**What needs to be done**
Collect the lines of the entries where "description" shows up.

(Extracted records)
-------------------------

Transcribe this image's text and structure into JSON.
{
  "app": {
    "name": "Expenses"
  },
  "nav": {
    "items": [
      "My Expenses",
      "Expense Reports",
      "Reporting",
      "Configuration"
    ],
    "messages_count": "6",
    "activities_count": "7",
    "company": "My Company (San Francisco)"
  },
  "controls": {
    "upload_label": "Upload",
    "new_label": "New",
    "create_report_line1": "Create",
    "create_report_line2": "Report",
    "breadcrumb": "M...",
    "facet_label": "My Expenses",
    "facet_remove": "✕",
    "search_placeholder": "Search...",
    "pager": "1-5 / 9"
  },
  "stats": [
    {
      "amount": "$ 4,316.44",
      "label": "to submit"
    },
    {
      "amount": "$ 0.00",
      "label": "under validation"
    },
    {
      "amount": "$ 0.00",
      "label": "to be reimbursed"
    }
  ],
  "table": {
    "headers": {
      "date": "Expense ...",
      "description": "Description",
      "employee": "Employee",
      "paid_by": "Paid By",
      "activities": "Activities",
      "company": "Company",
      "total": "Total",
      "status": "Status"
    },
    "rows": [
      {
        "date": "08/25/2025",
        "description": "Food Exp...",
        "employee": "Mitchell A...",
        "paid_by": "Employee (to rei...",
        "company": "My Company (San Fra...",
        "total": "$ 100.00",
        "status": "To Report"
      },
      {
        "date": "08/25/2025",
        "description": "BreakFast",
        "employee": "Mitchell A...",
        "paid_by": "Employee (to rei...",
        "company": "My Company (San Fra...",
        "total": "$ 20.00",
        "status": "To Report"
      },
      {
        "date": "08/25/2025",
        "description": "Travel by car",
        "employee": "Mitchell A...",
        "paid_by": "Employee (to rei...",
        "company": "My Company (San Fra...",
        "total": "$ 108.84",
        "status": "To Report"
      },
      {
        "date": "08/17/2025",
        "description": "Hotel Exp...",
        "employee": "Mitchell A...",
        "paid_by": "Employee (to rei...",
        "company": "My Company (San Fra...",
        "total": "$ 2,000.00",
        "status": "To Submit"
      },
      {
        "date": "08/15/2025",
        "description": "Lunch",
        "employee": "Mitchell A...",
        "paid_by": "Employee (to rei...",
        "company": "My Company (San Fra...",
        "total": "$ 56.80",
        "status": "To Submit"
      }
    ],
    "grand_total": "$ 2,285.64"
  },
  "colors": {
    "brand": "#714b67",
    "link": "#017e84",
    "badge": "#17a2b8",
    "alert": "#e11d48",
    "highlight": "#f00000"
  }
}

-------------------------

**Written response**
      "description": "Description",
        "description": "Food Exp...",
        "description": "BreakFast",
        "description": "Travel by car",
        "description": "Hotel Exp...",
        "description": "Lunch",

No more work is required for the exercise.